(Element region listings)
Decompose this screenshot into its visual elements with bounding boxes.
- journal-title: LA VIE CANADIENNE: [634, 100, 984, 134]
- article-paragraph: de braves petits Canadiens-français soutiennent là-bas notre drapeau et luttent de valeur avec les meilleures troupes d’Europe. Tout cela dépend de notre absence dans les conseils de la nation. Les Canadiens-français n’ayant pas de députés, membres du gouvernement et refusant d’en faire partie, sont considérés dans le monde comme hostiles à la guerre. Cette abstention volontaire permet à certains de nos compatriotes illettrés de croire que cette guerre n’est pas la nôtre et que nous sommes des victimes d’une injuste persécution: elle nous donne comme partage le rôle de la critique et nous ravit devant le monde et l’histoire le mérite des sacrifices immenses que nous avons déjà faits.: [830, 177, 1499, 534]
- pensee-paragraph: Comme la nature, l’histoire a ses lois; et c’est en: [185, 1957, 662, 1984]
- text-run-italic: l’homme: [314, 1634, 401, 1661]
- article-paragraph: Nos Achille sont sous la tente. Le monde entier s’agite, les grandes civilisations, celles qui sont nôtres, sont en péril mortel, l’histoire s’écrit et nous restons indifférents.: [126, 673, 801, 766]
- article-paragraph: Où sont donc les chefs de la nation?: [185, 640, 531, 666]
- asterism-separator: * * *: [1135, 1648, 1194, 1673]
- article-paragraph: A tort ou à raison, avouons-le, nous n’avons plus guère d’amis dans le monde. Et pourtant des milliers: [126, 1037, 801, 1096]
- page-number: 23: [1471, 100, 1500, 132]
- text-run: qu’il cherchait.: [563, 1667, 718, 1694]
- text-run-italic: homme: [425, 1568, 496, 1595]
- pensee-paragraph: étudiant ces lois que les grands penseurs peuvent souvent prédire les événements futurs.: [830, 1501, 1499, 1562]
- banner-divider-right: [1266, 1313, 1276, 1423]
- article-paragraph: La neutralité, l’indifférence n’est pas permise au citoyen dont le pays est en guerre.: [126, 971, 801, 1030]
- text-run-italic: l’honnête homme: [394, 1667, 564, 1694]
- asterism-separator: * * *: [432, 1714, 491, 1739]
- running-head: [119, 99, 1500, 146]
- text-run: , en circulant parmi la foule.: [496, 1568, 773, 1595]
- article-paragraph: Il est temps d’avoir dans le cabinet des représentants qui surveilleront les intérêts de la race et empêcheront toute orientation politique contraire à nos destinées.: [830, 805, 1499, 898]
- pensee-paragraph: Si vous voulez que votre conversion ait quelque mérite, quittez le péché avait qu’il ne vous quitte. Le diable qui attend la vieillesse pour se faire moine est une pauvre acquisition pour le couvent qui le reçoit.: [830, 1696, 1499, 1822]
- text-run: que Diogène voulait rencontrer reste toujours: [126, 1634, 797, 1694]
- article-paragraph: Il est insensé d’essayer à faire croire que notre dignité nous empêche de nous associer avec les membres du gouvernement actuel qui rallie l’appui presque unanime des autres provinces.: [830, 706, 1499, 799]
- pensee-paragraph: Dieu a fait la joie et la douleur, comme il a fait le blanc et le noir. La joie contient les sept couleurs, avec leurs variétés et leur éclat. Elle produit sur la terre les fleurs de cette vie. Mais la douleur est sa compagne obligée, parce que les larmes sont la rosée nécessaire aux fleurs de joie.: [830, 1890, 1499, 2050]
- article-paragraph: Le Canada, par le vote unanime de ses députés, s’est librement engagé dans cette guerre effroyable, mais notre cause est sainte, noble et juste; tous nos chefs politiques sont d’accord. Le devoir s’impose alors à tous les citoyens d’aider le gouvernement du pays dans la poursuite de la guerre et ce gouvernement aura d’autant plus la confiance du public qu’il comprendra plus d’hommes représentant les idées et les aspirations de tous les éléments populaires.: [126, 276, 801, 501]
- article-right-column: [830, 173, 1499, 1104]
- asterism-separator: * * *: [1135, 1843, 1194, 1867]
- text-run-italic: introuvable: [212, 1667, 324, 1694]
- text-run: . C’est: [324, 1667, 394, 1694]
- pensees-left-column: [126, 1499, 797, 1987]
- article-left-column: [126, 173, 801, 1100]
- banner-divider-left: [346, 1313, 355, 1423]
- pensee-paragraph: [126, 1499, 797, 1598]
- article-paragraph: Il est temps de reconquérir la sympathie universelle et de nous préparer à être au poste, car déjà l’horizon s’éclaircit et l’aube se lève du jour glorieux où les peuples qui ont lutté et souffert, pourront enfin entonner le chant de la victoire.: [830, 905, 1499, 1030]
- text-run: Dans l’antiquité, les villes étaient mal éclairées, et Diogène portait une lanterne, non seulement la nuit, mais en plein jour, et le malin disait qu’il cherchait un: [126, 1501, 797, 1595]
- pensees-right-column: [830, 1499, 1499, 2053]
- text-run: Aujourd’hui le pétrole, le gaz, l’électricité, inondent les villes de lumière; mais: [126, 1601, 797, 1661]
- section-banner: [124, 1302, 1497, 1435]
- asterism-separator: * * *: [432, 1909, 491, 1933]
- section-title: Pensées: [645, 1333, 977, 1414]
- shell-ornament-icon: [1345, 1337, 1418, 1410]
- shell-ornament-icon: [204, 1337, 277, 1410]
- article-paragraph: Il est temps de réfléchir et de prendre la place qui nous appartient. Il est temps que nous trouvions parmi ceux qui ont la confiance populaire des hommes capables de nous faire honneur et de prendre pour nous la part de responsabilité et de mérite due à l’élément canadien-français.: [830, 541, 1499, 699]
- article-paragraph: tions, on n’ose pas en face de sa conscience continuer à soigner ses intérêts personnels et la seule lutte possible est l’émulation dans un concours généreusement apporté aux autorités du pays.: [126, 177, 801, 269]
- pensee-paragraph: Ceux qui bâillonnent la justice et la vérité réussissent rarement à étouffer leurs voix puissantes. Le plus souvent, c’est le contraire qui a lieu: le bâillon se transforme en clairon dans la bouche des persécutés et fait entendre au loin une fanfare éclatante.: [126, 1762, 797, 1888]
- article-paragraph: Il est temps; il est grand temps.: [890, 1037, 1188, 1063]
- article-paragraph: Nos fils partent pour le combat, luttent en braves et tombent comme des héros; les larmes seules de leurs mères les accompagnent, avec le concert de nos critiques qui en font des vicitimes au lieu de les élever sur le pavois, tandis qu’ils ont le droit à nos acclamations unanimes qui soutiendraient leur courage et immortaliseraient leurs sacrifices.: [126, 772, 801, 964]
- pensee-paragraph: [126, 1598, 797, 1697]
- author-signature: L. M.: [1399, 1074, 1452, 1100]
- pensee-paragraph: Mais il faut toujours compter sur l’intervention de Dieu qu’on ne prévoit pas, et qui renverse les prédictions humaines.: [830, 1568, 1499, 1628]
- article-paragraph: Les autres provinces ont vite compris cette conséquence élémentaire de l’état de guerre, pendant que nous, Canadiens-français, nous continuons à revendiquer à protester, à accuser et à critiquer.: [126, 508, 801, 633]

# PROBLEM DESCRIPTION
Copy every line of the records above word for word, without changing anything.

# SOLUTION TO THIS TASK
Decompose this screenshot into its visual elements with bounding boxes.
- journal-title: LA VIE CANADIENNE: [634, 100, 984, 134]
- article-paragraph: de braves petits Canadiens-français soutiennent là-bas notre drapeau et luttent de valeur avec les meilleures troupes d’Europe. Tout cela dépend de notre absence dans les conseils de la nation. Les Canadiens-français n’ayant pas de députés, membres du gouvernement et refusant d’en faire partie, sont considérés dans le monde comme hostiles à la guerre. Cette abstention volontaire permet à certains de nos compatriotes illettrés de croire que cette guerre n’est pas la nôtre et que nous sommes des victimes d’une injuste persécution: elle nous donne comme partage le rôle de la critique et nous ravit devant le monde et l’histoire le mérite des sacrifices immenses que nous avons déjà faits.: [830, 177, 1499, 534]
- pensee-paragraph: Comme la nature, l’histoire a ses lois; et c’est en: [185, 1957, 662, 1984]
- text-run-italic: l’homme: [314, 1634, 401, 1661]
- article-paragraph: Nos Achille sont sous la tente. Le monde entier s’agite, les grandes civilisations, celles qui sont nôtres, sont en péril mortel, l’histoire s’écrit et nous restons indifférents.: [126, 673, 801, 766]
- article-paragraph: Où sont donc les chefs de la nation?: [185, 640, 531, 666]
- asterism-separator: * * *: [1135, 1648, 1194, 1673]
- article-paragraph: A tort ou à raison, avouons-le, nous n’avons plus guère d’amis dans le monde. Et pourtant des milliers: [126, 1037, 801, 1096]
- page-number: 23: [1471, 100, 1500, 132]
- text-run: qu’il cherchait.: [563, 1667, 718, 1694]
- text-run-italic: homme: [425, 1568, 496, 1595]
- pensee-paragraph: étudiant ces lois que les grands penseurs peuvent souvent prédire les événements futurs.: [830, 1501, 1499, 1562]
- banner-divider-right: [1266, 1313, 1276, 1423]
- article-paragraph: La neutralité, l’indifférence n’est pas permise au citoyen dont le pays est en guerre.: [126, 971, 801, 1030]
- text-run-italic: l’honnête homme: [394, 1667, 564, 1694]
- asterism-separator: * * *: [432, 1714, 491, 1739]
- running-head: [119, 99, 1500, 146]
- text-run: , en circulant parmi la foule.: [496, 1568, 773, 1595]
- article-paragraph: Il est temps d’avoir dans le cabinet des représentants qui surveilleront les intérêts de la race et empêcheront toute orientation politique contraire à nos destinées.: [830, 805, 1499, 898]
- pensee-paragraph: Si vous voulez que votre conversion ait quelque mérite, quittez le péché avait qu’il ne vous quitte. Le diable qui attend la vieillesse pour se faire moine est une pauvre acquisition pour le couvent qui le reçoit.: [830, 1696, 1499, 1822]
- text-run: que Diogène voulait rencontrer reste toujours: [126, 1634, 797, 1694]
- article-paragraph: Il est insensé d’essayer à faire croire que notre dignité nous empêche de nous associer avec les membres du gouvernement actuel qui rallie l’appui presque unanime des autres provinces.: [830, 706, 1499, 799]
- pensee-paragraph: Dieu a fait la joie et la douleur, comme il a fait le blanc et le noir. La joie contient les sept couleurs, avec leurs variétés et leur éclat. Elle produit sur la terre les fleurs de cette vie. Mais la douleur est sa compagne obligée, parce que les larmes sont la rosée nécessaire aux fleurs de joie.: [830, 1890, 1499, 2050]
- article-paragraph: Le Canada, par le vote unanime de ses députés, s’est librement engagé dans cette guerre effroyable, mais notre cause est sainte, noble et juste; tous nos chefs politiques sont d’accord. Le devoir s’impose alors à tous les citoyens d’aider le gouvernement du pays dans la poursuite de la guerre et ce gouvernement aura d’autant plus la confiance du public qu’il comprendra plus d’hommes représentant les idées et les aspirations de tous les éléments populaires.: [126, 276, 801, 501]
- article-right-column: [830, 173, 1499, 1104]
- asterism-separator: * * *: [1135, 1843, 1194, 1867]
- text-run-italic: introuvable: [212, 1667, 324, 1694]
- text-run: . C’est: [324, 1667, 394, 1694]
- pensees-left-column: [126, 1499, 797, 1987]
- article-left-column: [126, 173, 801, 1100]
- banner-divider-left: [346, 1313, 355, 1423]
- pensee-paragraph: [126, 1499, 797, 1598]
- article-paragraph: Il est temps de reconquérir la sympathie universelle et de nous préparer à être au poste, car déjà l’horizon s’éclaircit et l’aube se lève du jour glorieux où les peuples qui ont lutté et souffert, pourront enfin entonner le chant de la victoire.: [830, 905, 1499, 1030]
- text-run: Dans l’antiquité, les villes étaient mal éclairées, et Diogène portait une lanterne, non seulement la nuit, mais en plein jour, et le malin disait qu’il cherchait un: [126, 1501, 797, 1595]
- pensees-right-column: [830, 1499, 1499, 2053]
- text-run: Aujourd’hui le pétrole, le gaz, l’électricité, inondent les villes de lumière; mais: [126, 1601, 797, 1661]
- section-banner: [124, 1302, 1497, 1435]
- asterism-separator: * * *: [432, 1909, 491, 1933]
- section-title: Pensées: [645, 1333, 977, 1414]
- shell-ornament-icon: [1345, 1337, 1418, 1410]
- shell-ornament-icon: [204, 1337, 277, 1410]
- article-paragraph: Il est temps de réfléchir et de prendre la place qui nous appartient. Il est temps que nous trouvions parmi ceux qui ont la confiance populaire des hommes capables de nous faire honneur et de prendre pour nous la part de responsabilité et de mérite due à l’élément canadien-français.: [830, 541, 1499, 699]
- article-paragraph: tions, on n’ose pas en face de sa conscience continuer à soigner ses intérêts personnels et la seule lutte possible est l’émulation dans un concours généreusement apporté aux autorités du pays.: [126, 177, 801, 269]
- pensee-paragraph: Ceux qui bâillonnent la justice et la vérité réussissent rarement à étouffer leurs voix puissantes. Le plus souvent, c’est le contraire qui a lieu: le bâillon se transforme en clairon dans la bouche des persécutés et fait entendre au loin une fanfare éclatante.: [126, 1762, 797, 1888]
- article-paragraph: Il est temps; il est grand temps.: [890, 1037, 1188, 1063]
- article-paragraph: Nos fils partent pour le combat, luttent en braves et tombent comme des héros; les larmes seules de leurs mères les accompagnent, avec le concert de nos critiques qui en font des vicitimes au lieu de les élever sur le pavois, tandis qu’ils ont le droit à nos acclamations unanimes qui soutiendraient leur courage et immortaliseraient leurs sacrifices.: [126, 772, 801, 964]
- pensee-paragraph: [126, 1598, 797, 1697]
- author-signature: L. M.: [1399, 1074, 1452, 1100]
- pensee-paragraph: Mais il faut toujours compter sur l’intervention de Dieu qu’on ne prévoit pas, et qui renverse les prédictions humaines.: [830, 1568, 1499, 1628]
- article-paragraph: Les autres provinces ont vite compris cette conséquence élémentaire de l’état de guerre, pendant que nous, Canadiens-français, nous continuons à revendiquer à protester, à accuser et à critiquer.: [126, 508, 801, 633]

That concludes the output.